> _Textauszug_:
Nach Angaben von OCHA war mehr als die Hälfte der Bevölkerung – 2,6 Mio. Menschen – auf humanitäre Hilfe und Schutz angewiesen, und zwar auch die 660.000 Menschen, die – Stand vom 31. Juli 2020 – ihre Heimatregionen aufgrund der Gewalt verlassen mussten. Kinder litten besonders stark unter der katastrophalen humanitären Lage. Jedes 18. Kind hatte ein hohes Risiko, an akuter Mangelernährung zu sterben. Nur jedes zehnte Kind hatte Zugang zu Hygieneeinrichtungen und lediglich ein Drittel der Bevölkerung hatte Zugang zu sauberem Trinkwasser.

Umweltzerstörung

Im April 2020 starben in der Region Bozoum in einer Woche sieben Menschen. Wie es in Berichten hieß, waren die Ursache für die Todesfälle die Umweltschäden, für die vier Goldminenunternehmen verantwortlich waren, die ihre Schürftätigkeit im April 2020 eingestellt hatten.

Die Unternehmen hatten im Jahr 2018 Bäume gefällt, einen Flussabschnitt des Ouham umgeleitet, das Flussbett ausgebaggert und zerstört zurückgelassen. Die Analyse von Wasserproben belegte, dass die Verseuchung mit Quecksilber weit über den internationalen Sicherheitsstandards lag. Die ansässige Bevölkerung berichtete, dass das Flusswasser verschmutzt sei und die Fischbestände zurückgegangen seien. Die Einwohner_innen des Dorfes Boyele mussten zehn Kilometer zurücklegen, um an sauberes Trinkwasser zu kommen. In dem Gebiet lebende Menschen gaben an, dass einige Personen Hautausschläge bekommen hätten. Weiteren Berichten zufolge war auch die Rate von Fehlgeburten unverhältnismäßig hoch, und einige Babys wurden mit Fehlbildungen geboren.

Nach Angaben der lokalen Bevölkerung war sie nicht zu dem Schürfprojekt konsultiert worden. Im Vorfeld der Ausbaggerung sei keine Studie über die ökologischen und sozialen Auswirkungen durchgeführt worden, die nach Paragraf 34 des Umweltschutzgesetzes vorgeschrieben ist. Ein festgelegtes System, das es der ansässigen Bevölkerung erlauben würde, Entschädigungsansprüche gegen die Landnahme geltend zu machen, gab es nicht.

> _Pflichtaufgabe a_:
Gib den Abschnitt des Textauszugs zwischen "Die Unternehmen hatten" und "mit Fehlbildungen geboren.", beide eingeschlossen, erneut wieder und tausche dabei "Quecksilber" gegen "Blei" aus.
Die Einträge haben mit dem Textauszug nichts zu tun.

> _Extrahierte Einträge_:
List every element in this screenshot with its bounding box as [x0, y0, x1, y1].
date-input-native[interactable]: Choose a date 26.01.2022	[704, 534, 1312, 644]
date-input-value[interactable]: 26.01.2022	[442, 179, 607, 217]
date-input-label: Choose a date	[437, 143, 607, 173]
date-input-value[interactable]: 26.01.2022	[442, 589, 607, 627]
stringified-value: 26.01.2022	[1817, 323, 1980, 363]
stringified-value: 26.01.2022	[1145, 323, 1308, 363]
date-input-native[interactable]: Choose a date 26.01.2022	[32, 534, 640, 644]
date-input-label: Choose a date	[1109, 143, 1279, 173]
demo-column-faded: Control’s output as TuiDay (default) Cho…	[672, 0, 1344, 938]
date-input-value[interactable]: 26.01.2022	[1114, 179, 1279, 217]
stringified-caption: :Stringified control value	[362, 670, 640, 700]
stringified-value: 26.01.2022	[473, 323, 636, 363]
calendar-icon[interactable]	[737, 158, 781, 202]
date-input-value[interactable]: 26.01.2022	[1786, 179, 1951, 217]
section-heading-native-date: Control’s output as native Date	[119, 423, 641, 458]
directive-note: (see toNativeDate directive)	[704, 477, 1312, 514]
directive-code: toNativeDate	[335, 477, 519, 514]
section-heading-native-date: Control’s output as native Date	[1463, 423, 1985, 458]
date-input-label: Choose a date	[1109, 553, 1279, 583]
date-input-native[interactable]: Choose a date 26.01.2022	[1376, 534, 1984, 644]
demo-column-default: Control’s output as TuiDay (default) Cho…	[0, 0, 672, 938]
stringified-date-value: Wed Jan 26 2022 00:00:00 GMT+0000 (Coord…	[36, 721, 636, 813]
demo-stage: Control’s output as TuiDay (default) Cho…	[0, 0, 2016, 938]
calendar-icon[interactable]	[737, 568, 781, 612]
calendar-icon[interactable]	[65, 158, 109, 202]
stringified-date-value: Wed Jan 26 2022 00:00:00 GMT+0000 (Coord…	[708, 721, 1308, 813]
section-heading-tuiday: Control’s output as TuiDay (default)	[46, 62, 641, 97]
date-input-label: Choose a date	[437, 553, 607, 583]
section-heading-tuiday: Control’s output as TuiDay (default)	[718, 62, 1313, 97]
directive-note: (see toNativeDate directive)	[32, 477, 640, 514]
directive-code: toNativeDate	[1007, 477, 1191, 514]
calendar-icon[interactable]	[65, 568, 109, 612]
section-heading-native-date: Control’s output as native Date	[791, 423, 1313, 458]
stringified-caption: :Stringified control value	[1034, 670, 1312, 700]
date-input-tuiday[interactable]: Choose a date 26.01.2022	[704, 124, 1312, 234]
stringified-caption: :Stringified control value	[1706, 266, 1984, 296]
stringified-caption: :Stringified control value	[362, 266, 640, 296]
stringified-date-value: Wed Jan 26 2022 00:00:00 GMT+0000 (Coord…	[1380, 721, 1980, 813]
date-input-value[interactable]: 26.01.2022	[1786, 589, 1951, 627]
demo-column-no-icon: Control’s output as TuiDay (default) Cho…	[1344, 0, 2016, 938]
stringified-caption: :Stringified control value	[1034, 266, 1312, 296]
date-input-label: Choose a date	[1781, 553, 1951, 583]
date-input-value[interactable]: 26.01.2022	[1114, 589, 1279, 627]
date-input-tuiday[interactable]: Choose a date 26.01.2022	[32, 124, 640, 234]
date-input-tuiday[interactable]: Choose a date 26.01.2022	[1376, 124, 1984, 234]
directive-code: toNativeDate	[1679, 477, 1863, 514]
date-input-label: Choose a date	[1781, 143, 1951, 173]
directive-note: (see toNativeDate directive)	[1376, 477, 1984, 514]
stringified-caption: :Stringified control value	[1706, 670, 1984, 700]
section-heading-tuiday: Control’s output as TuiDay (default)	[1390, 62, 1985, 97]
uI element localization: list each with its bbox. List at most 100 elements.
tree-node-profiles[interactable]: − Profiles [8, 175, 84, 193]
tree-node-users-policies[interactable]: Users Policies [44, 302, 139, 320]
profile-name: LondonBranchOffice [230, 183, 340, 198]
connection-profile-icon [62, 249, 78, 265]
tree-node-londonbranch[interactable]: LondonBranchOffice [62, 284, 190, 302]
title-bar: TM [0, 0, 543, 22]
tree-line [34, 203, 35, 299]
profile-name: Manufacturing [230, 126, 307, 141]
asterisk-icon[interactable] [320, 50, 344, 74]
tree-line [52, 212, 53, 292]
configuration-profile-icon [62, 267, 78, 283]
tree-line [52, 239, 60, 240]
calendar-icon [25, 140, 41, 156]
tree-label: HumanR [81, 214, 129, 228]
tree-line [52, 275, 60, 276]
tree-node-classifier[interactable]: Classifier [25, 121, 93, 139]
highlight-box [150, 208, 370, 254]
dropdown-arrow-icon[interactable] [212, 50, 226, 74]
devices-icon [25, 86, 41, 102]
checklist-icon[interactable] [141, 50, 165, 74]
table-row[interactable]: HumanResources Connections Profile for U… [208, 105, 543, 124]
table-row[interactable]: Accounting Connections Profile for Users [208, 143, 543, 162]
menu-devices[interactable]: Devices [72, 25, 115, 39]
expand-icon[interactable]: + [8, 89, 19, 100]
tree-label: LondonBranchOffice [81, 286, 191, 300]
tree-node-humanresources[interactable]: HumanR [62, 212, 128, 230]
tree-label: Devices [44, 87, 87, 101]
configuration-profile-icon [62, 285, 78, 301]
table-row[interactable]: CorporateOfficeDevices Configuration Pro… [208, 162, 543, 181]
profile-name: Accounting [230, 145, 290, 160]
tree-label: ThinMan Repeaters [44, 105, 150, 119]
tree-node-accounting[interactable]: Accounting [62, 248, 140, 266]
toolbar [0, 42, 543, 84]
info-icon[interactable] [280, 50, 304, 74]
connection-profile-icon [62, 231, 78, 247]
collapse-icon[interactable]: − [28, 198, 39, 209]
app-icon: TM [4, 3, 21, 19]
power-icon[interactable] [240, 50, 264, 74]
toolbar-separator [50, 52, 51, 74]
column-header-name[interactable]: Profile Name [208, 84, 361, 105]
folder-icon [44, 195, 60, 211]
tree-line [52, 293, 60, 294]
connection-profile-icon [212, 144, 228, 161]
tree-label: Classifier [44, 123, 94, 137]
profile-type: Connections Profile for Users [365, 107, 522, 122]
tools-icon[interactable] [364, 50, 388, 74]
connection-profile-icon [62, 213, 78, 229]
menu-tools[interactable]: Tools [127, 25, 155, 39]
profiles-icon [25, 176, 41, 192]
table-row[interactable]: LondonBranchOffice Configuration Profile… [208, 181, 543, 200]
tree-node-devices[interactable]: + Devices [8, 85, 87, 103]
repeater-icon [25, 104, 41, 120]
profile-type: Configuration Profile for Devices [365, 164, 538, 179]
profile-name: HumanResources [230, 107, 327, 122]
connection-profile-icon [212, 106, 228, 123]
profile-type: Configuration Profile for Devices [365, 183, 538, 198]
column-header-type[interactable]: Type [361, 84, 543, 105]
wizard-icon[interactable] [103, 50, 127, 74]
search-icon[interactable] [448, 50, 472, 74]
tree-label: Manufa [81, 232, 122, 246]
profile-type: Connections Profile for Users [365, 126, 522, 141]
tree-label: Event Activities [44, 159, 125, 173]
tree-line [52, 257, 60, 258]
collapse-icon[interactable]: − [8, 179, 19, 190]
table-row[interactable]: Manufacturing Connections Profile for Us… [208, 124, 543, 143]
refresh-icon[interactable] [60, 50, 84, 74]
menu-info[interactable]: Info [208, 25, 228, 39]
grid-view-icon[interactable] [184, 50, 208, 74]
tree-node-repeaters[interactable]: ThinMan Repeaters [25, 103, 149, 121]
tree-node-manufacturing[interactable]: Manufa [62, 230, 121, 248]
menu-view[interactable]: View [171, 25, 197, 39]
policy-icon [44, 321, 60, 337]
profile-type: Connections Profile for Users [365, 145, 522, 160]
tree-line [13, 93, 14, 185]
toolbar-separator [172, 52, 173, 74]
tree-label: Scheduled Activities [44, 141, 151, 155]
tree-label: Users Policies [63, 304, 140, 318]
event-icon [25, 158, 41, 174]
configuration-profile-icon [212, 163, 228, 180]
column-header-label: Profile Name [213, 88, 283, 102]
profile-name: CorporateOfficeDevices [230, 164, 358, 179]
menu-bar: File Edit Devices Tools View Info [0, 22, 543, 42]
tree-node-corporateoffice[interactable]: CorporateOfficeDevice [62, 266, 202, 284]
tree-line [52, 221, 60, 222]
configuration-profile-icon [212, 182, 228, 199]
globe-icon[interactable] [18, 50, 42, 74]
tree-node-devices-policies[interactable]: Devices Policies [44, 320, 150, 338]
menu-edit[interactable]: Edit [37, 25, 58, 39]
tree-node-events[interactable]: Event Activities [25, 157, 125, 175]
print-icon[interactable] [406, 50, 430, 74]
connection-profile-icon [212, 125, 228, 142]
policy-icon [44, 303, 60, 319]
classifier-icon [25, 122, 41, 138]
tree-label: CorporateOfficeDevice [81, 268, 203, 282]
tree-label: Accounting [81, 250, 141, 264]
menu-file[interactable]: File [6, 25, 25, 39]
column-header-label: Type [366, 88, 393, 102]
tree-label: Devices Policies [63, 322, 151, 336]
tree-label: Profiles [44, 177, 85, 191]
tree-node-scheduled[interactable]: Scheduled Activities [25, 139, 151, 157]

> _Pflichtaufgabe b_:
Schreibe die Zeilen der Einträge vom Anfang bis einschließlich der Zeile mit "323, 1308, 363]" Wort für Wort ab.

> _Antwort zur Aufgabe a_:
Die Unternehmen hatten im Jahr 2018 Bäume gefällt, einen Flussabschnitt des Ouham umgeleitet, das Flussbett ausgebaggert und zerstört zurückgelassen. Die Analyse von Wasserproben belegte, dass die Verseuchung mit Blei weit über den internationalen Sicherheitsstandards lag. Die ansässige Bevölkerung berichtete, dass das Flusswasser verschmutzt sei und die Fischbestände zurückgegangen seien. Die Einwohner_innen des Dorfes Boyele mussten zehn Kilometer zurücklegen, um an sauberes Trinkwasser zu kommen. In dem Gebiet lebende Menschen gaben an, dass einige Personen Hautausschläge bekommen hätten. Weiteren Berichten zufolge war auch die Rate von Fehlgeburten unverhältnismäßig hoch, und einige Babys wurden mit Fehlbildungen geboren.

> _Antwort zur Aufgabe b_:
List every element in this screenshot with its bounding box as [x0, y0, x1, y1].
date-input-native[interactable]: Choose a date 26.01.2022	[704, 534, 1312, 644]
date-input-value[interactable]: 26.01.2022	[442, 179, 607, 217]
date-input-label: Choose a date	[437, 143, 607, 173]
date-input-value[interactable]: 26.01.2022	[442, 589, 607, 627]
stringified-value: 26.01.2022	[1817, 323, 1980, 363]
stringified-value: 26.01.2022	[1145, 323, 1308, 363]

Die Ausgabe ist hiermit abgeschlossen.